- [Directions]:
Among the entries, find the lines with the string "cuando" and copy them.

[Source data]
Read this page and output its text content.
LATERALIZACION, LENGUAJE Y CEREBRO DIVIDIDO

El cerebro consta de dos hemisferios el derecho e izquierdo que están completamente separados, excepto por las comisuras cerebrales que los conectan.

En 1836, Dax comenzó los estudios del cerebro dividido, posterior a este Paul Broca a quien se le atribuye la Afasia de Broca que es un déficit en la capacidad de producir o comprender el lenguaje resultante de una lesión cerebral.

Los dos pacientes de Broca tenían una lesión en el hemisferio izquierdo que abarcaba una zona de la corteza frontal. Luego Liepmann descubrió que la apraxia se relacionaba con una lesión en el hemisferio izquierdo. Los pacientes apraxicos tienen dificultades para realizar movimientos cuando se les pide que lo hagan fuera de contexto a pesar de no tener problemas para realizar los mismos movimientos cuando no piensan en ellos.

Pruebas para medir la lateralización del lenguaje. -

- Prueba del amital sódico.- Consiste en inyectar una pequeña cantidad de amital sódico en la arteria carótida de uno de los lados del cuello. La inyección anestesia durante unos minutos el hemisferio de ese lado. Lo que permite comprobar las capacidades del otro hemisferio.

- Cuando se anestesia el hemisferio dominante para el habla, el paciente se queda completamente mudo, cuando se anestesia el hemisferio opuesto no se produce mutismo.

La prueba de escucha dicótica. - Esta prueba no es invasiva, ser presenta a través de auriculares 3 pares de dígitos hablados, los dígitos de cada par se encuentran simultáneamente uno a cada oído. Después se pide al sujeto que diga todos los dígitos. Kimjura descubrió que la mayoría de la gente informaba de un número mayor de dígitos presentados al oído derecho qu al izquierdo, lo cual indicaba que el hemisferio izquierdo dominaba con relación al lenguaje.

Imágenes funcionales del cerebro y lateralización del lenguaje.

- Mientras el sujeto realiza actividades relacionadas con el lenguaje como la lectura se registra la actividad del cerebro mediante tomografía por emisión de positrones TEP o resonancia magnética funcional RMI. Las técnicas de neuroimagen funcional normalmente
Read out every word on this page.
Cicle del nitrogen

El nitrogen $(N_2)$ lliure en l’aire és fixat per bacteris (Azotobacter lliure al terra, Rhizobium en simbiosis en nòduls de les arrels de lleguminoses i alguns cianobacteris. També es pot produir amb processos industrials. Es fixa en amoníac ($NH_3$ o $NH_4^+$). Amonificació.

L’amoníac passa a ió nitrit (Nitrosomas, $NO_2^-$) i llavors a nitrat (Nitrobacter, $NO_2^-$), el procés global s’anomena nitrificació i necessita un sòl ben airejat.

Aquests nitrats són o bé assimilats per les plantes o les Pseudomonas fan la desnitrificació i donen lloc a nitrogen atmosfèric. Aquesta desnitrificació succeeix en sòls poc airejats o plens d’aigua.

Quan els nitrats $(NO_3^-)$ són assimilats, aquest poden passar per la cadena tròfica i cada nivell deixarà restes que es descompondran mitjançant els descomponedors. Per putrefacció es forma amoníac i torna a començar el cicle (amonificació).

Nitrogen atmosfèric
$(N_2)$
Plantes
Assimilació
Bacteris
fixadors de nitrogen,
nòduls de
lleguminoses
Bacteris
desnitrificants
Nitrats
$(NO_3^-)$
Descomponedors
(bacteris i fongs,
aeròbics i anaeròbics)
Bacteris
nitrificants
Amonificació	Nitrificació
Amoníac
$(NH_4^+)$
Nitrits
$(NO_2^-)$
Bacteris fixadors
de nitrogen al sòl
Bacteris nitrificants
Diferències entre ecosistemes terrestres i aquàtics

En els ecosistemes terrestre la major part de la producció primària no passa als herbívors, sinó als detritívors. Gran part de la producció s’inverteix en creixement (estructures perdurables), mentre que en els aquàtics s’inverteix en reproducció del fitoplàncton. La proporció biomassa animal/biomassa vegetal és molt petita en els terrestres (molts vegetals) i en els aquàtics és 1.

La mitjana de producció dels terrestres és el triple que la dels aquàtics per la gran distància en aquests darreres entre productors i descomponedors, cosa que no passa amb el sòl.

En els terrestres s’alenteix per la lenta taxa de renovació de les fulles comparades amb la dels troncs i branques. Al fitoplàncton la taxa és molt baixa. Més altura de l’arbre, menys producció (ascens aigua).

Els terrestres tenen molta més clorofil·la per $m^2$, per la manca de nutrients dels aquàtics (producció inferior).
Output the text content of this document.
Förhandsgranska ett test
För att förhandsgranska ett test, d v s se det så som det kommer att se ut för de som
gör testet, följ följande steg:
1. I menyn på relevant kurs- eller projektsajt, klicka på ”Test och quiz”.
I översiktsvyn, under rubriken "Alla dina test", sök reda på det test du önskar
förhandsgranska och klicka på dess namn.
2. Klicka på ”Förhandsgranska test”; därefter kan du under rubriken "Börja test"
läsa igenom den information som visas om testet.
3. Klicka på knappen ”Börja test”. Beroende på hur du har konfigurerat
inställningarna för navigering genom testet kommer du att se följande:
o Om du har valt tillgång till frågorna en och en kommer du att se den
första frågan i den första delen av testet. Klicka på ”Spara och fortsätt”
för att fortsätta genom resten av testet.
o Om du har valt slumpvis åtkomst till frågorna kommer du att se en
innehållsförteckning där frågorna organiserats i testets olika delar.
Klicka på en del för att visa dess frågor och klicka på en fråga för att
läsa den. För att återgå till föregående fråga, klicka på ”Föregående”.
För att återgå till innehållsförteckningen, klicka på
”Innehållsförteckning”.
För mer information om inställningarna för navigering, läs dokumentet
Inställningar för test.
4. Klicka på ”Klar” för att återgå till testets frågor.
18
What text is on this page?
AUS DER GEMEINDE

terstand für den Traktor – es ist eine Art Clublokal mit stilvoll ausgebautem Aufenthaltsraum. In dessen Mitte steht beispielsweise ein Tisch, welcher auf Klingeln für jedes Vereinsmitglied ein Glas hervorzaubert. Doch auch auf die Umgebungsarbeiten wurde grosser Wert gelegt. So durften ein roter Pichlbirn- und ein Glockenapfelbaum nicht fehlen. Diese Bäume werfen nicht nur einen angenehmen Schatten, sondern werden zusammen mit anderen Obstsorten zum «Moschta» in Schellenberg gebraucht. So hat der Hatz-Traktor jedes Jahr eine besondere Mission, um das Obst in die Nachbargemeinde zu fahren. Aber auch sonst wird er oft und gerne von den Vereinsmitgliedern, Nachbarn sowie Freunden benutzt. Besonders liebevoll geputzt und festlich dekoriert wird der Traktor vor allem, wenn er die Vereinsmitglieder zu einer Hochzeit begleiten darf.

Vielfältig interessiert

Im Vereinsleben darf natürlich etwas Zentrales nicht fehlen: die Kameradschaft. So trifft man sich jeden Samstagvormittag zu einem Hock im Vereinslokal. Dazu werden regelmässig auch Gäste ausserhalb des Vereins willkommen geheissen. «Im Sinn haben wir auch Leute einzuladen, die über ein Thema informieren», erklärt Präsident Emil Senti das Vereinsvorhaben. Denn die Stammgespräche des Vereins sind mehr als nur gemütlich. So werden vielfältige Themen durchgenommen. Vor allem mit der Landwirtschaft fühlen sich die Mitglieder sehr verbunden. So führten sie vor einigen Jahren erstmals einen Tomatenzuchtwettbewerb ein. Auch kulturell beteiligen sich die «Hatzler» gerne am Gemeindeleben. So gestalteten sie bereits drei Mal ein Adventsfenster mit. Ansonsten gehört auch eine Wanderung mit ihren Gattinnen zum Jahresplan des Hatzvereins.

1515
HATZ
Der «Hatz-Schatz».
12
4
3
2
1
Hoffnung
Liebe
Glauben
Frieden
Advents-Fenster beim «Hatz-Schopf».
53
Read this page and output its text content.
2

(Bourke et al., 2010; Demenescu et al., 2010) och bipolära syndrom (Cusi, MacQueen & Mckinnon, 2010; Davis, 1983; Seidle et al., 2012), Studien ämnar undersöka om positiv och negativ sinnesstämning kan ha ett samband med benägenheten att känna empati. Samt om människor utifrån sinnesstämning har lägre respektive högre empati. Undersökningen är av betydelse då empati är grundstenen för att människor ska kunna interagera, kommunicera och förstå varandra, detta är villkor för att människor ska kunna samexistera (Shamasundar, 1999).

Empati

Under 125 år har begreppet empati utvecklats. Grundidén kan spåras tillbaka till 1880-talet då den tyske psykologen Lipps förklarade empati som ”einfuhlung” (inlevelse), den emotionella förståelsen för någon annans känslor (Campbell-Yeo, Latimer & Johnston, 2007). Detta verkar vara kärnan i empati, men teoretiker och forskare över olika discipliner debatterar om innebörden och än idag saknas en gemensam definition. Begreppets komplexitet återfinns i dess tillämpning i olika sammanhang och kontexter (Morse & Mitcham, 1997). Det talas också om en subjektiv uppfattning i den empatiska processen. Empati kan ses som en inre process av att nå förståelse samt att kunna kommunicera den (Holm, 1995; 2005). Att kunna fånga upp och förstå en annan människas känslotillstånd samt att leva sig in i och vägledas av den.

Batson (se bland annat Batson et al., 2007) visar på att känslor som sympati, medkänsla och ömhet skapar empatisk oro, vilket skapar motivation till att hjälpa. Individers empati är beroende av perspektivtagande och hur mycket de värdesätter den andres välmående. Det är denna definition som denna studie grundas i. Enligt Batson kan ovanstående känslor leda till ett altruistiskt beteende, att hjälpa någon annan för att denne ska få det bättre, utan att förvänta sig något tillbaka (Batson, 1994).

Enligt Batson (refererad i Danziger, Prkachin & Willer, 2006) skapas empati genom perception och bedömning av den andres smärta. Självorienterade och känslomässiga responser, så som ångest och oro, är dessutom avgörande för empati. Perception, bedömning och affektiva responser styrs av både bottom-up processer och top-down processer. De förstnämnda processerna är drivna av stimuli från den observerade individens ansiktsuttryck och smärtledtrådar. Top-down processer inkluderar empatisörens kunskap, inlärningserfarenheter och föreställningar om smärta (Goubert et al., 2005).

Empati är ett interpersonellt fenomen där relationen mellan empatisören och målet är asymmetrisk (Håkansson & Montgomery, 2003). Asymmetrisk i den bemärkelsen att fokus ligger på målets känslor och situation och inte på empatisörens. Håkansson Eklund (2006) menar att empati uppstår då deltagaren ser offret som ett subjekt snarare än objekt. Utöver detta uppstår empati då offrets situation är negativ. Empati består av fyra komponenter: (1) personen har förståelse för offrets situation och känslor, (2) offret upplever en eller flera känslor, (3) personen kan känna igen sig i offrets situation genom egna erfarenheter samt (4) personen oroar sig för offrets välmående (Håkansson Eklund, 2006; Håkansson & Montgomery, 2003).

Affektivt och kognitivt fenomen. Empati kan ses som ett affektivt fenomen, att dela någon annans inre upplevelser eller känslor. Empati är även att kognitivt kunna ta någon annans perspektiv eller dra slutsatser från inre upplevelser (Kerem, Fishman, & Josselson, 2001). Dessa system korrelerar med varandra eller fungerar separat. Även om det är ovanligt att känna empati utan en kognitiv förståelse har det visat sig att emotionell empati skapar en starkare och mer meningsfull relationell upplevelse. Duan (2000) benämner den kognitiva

- [Answer space]:
Los dos pacientes de Broca tenían una lesión en el hemisferio izquierdo que abarcaba una zona de la corteza frontal. Luego Liepmann descubrió que la apraxia se relacionaba con una lesión en el hemisferio izquierdo. Los pacientes apraxicos tienen dificultades para realizar movimientos cuando se les pide que lo hagan fuera de contexto a pesar de no tener problemas para realizar los mismos movimientos cuando no piensan en ellos.
- Cuando se anestesia el hemisferio dominante para el habla, el paciente se queda completamente mudo, cuando se anestesia el hemisferio opuesto no se produce mutismo.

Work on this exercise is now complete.